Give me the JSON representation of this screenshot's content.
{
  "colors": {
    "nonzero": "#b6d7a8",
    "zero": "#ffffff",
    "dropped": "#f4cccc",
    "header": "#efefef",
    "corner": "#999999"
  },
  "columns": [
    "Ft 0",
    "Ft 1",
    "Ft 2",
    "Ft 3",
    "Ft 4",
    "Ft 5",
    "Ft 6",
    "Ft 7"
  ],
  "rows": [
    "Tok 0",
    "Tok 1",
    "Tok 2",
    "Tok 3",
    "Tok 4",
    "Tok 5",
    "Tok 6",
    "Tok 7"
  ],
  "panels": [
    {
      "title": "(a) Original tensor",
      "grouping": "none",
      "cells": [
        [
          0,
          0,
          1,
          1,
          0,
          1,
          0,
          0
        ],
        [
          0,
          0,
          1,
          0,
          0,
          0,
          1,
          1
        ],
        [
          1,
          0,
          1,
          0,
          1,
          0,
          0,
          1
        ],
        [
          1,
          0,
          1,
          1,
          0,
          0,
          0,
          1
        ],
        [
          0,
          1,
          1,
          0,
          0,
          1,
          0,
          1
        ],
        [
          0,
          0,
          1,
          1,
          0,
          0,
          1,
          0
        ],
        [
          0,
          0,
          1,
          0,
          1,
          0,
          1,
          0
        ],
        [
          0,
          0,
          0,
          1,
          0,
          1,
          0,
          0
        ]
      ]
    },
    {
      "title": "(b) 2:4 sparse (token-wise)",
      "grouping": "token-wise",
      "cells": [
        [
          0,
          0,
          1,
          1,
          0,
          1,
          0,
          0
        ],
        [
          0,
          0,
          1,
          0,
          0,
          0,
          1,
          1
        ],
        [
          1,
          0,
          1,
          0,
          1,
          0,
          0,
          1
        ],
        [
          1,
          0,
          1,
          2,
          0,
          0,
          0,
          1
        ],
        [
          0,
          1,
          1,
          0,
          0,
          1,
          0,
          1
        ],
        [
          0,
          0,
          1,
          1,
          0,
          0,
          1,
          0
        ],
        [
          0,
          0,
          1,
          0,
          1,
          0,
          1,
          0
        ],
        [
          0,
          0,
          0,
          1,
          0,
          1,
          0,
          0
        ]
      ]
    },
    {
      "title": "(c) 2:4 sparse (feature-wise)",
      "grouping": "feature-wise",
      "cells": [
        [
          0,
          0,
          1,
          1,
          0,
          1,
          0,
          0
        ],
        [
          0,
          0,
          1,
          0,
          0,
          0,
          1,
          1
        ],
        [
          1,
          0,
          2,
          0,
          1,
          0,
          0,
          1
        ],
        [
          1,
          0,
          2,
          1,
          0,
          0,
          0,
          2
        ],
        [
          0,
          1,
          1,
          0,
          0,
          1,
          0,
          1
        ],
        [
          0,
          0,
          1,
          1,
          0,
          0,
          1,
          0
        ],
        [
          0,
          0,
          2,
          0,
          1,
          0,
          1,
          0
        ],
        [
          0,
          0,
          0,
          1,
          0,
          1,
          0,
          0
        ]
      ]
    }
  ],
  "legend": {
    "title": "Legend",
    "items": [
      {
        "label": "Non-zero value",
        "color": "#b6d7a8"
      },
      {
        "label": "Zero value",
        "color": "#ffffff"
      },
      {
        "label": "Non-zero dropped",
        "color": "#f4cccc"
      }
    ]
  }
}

——

**Given instruction**.
Return the listing above in full, character for character.

**Answer to the task**.
Give me the JSON representation of this screenshot's content.
{
  "colors": {
    "nonzero": "#b6d7a8",
    "zero": "#ffffff",
    "dropped": "#f4cccc",
    "header": "#efefef",
    "corner": "#999999"
  },
  "columns": [
    "Ft 0",
    "Ft 1",
    "Ft 2",
    "Ft 3",
    "Ft 4",
    "Ft 5",
    "Ft 6",
    "Ft 7"
  ],
  "rows": [
    "Tok 0",
    "Tok 1",
    "Tok 2",
    "Tok 3",
    "Tok 4",
    "Tok 5",
    "Tok 6",
    "Tok 7"
  ],
  "panels": [
    {
      "title": "(a) Original tensor",
      "grouping": "none",
      "cells": [
        [
          0,
          0,
          1,
          1,
          0,
          1,
          0,
          0
        ],
        [
          0,
          0,
          1,
          0,
          0,
          0,
          1,
          1
        ],
        [
          1,
          0,
          1,
          0,
          1,
          0,
          0,
          1
        ],
        [
          1,
          0,
          1,
          1,
          0,
          0,
          0,
          1
        ],
        [
          0,
          1,
          1,
          0,
          0,
          1,
          0,
          1
        ],
        [
          0,
          0,
          1,
          1,
          0,
          0,
          1,
          0
        ],
        [
          0,
          0,
          1,
          0,
          1,
          0,
          1,
          0
        ],
        [
          0,
          0,
          0,
          1,
          0,
          1,
          0,
          0
        ]
      ]
    },
    {
      "title": "(b) 2:4 sparse (token-wise)",
      "grouping": "token-wise",
      "cells": [
        [
          0,
          0,
          1,
          1,
          0,
          1,
          0,
          0
        ],
        [
          0,
          0,
          1,
          0,
          0,
          0,
          1,
          1
        ],
        [
          1,
          0,
          1,
          0,
          1,
          0,
          0,
          1
        ],
        [
          1,
          0,
          1,
          2,
          0,
          0,
          0,
          1
        ],
        [
          0,
          1,
          1,
          0,
          0,
          1,
          0,
          1
        ],
        [
          0,
          0,
          1,
          1,
          0,
          0,
          1,
          0
        ],
        [
          0,
          0,
          1,
          0,
          1,
          0,
          1,
          0
        ],
        [
          0,
          0,
          0,
          1,
          0,
          1,
          0,
          0
        ]
      ]
    },
    {
      "title": "(c) 2:4 sparse (feature-wise)",
      "grouping": "feature-wise",
      "cells": [
        [
          0,
          0,
          1,
          1,
          0,
          1,
          0,
          0
        ],
        [
          0,
          0,
          1,
          0,
          0,
          0,
          1,
          1
        ],
        [
          1,
          0,
          2,
          0,
          1,
          0,
          0,
          1
        ],
        [
          1,
          0,
          2,
          1,
          0,
          0,
          0,
          2
        ],
        [
          0,
          1,
          1,
          0,
          0,
          1,
          0,
          1
        ],
        [
          0,
          0,
          1,
          1,
          0,
          0,
          1,
          0
        ],
        [
          0,
          0,
          2,
          0,
          1,
          0,
          1,
          0
        ],
        [
          0,
          0,
          0,
          1,
          0,
          1,
          0,
          0
        ]
      ]
    }
  ],
  "legend": {
    "title": "Legend",
    "items": [
      {
        "label": "Non-zero value",
        "color": "#b6d7a8"
      },
      {
        "label": "Zero value",
        "color": "#ffffff"
      },
      {
        "label": "Non-zero dropped",
        "color": "#f4cccc"
      }
    ]
  }
}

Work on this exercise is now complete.